— REQUEST —
Reproduce these lines with every "character-avatar" changed to "character-portrait", keeping everything else the same.

— ENTRIES SUPPLIED —
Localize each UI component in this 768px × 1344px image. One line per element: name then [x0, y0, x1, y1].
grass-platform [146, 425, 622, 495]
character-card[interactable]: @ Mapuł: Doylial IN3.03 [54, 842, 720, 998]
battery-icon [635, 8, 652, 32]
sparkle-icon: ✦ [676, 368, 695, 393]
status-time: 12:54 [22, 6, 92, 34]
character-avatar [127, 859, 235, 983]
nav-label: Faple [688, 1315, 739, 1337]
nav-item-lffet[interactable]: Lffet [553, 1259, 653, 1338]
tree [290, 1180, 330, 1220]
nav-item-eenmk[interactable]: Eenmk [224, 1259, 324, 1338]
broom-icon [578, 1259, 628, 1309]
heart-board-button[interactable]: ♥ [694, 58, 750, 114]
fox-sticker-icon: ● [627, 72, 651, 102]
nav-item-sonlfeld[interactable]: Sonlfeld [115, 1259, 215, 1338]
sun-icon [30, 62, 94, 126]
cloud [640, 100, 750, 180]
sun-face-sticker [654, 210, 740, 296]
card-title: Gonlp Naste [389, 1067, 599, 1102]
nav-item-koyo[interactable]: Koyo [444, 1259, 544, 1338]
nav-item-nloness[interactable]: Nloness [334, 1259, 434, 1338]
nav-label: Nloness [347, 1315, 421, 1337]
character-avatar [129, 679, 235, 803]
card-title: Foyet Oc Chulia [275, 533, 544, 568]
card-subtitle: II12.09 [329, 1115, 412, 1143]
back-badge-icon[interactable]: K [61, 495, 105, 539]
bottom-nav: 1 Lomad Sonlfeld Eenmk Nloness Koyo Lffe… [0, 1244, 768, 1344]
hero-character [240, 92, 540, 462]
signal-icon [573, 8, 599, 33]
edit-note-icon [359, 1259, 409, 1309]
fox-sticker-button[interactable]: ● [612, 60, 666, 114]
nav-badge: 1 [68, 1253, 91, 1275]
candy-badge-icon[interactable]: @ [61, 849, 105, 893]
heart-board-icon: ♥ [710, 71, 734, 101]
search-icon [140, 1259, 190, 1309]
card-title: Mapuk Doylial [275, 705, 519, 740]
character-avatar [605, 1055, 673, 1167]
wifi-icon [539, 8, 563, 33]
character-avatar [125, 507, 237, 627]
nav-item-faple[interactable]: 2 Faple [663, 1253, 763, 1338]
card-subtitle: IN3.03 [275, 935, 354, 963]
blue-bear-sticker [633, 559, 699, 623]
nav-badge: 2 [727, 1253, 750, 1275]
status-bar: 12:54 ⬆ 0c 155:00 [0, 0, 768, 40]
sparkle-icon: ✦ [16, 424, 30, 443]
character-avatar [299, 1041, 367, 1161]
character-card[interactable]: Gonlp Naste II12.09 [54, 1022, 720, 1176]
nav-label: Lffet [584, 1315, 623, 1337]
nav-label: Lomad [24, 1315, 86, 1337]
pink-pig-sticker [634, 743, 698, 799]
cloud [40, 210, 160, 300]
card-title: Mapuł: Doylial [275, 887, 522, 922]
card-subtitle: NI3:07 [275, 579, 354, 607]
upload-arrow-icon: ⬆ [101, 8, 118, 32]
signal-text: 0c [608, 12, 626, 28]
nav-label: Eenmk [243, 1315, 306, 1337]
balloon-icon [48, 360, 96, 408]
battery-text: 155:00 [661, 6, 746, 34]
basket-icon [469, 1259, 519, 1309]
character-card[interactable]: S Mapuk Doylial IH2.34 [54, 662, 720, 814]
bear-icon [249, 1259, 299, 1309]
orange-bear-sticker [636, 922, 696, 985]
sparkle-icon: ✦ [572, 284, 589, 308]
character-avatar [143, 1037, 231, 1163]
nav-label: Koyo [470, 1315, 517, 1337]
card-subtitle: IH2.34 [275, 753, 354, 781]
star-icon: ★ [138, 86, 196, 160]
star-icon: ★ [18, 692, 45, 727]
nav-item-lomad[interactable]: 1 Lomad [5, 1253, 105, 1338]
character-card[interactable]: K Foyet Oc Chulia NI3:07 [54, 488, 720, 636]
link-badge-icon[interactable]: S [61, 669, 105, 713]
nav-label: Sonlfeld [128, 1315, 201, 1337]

— FINAL RESULT —
Localize each UI component in this 768px × 1344px image. One line per element: name then [x0, y0, x1, y1].
grass-platform [146, 425, 622, 495]
character-card[interactable]: @ Mapuł: Doylial IN3.03 [54, 842, 720, 998]
battery-icon [635, 8, 652, 32]
sparkle-icon: ✦ [676, 368, 695, 393]
status-time: 12:54 [22, 6, 92, 34]
character-portrait [127, 859, 235, 983]
nav-label: Faple [688, 1315, 739, 1337]
nav-item-lffet[interactable]: Lffet [553, 1259, 653, 1338]
tree [290, 1180, 330, 1220]
nav-item-eenmk[interactable]: Eenmk [224, 1259, 324, 1338]
broom-icon [578, 1259, 628, 1309]
heart-board-button[interactable]: ♥ [694, 58, 750, 114]
fox-sticker-icon: ● [627, 72, 651, 102]
nav-item-sonlfeld[interactable]: Sonlfeld [115, 1259, 215, 1338]
sun-icon [30, 62, 94, 126]
cloud [640, 100, 750, 180]
sun-face-sticker [654, 210, 740, 296]
card-title: Gonlp Naste [389, 1067, 599, 1102]
nav-item-koyo[interactable]: Koyo [444, 1259, 544, 1338]
nav-item-nloness[interactable]: Nloness [334, 1259, 434, 1338]
nav-label: Nloness [347, 1315, 421, 1337]
character-portrait [129, 679, 235, 803]
card-title: Foyet Oc Chulia [275, 533, 544, 568]
card-subtitle: II12.09 [329, 1115, 412, 1143]
back-badge-icon[interactable]: K [61, 495, 105, 539]
bottom-nav: 1 Lomad Sonlfeld Eenmk Nloness Koyo Lffe… [0, 1244, 768, 1344]
hero-character [240, 92, 540, 462]
signal-icon [573, 8, 599, 33]
edit-note-icon [359, 1259, 409, 1309]
fox-sticker-button[interactable]: ● [612, 60, 666, 114]
nav-badge: 1 [68, 1253, 91, 1275]
candy-badge-icon[interactable]: @ [61, 849, 105, 893]
heart-board-icon: ♥ [710, 71, 734, 101]
search-icon [140, 1259, 190, 1309]
card-title: Mapuk Doylial [275, 705, 519, 740]
character-portrait [605, 1055, 673, 1167]
wifi-icon [539, 8, 563, 33]
character-portrait [125, 507, 237, 627]
nav-item-faple[interactable]: 2 Faple [663, 1253, 763, 1338]
card-subtitle: IN3.03 [275, 935, 354, 963]
blue-bear-sticker [633, 559, 699, 623]
nav-badge: 2 [727, 1253, 750, 1275]
status-bar: 12:54 ⬆ 0c 155:00 [0, 0, 768, 40]
sparkle-icon: ✦ [16, 424, 30, 443]
character-portrait [299, 1041, 367, 1161]
character-card[interactable]: Gonlp Naste II12.09 [54, 1022, 720, 1176]
nav-label: Lffet [584, 1315, 623, 1337]
nav-label: Lomad [24, 1315, 86, 1337]
pink-pig-sticker [634, 743, 698, 799]
cloud [40, 210, 160, 300]
card-title: Mapuł: Doylial [275, 887, 522, 922]
card-subtitle: NI3:07 [275, 579, 354, 607]
upload-arrow-icon: ⬆ [101, 8, 118, 32]
signal-text: 0c [608, 12, 626, 28]
nav-label: Eenmk [243, 1315, 306, 1337]
balloon-icon [48, 360, 96, 408]
battery-text: 155:00 [661, 6, 746, 34]
basket-icon [469, 1259, 519, 1309]
character-card[interactable]: S Mapuk Doylial IH2.34 [54, 662, 720, 814]
bear-icon [249, 1259, 299, 1309]
orange-bear-sticker [636, 922, 696, 985]
sparkle-icon: ✦ [572, 284, 589, 308]
character-portrait [143, 1037, 231, 1163]
nav-label: Koyo [470, 1315, 517, 1337]
card-subtitle: IH2.34 [275, 753, 354, 781]
star-icon: ★ [138, 86, 196, 160]
star-icon: ★ [18, 692, 45, 727]
nav-item-lomad[interactable]: 1 Lomad [5, 1253, 105, 1338]
character-card[interactable]: K Foyet Oc Chulia NI3:07 [54, 488, 720, 636]
link-badge-icon[interactable]: S [61, 669, 105, 713]
nav-label: Sonlfeld [128, 1315, 201, 1337]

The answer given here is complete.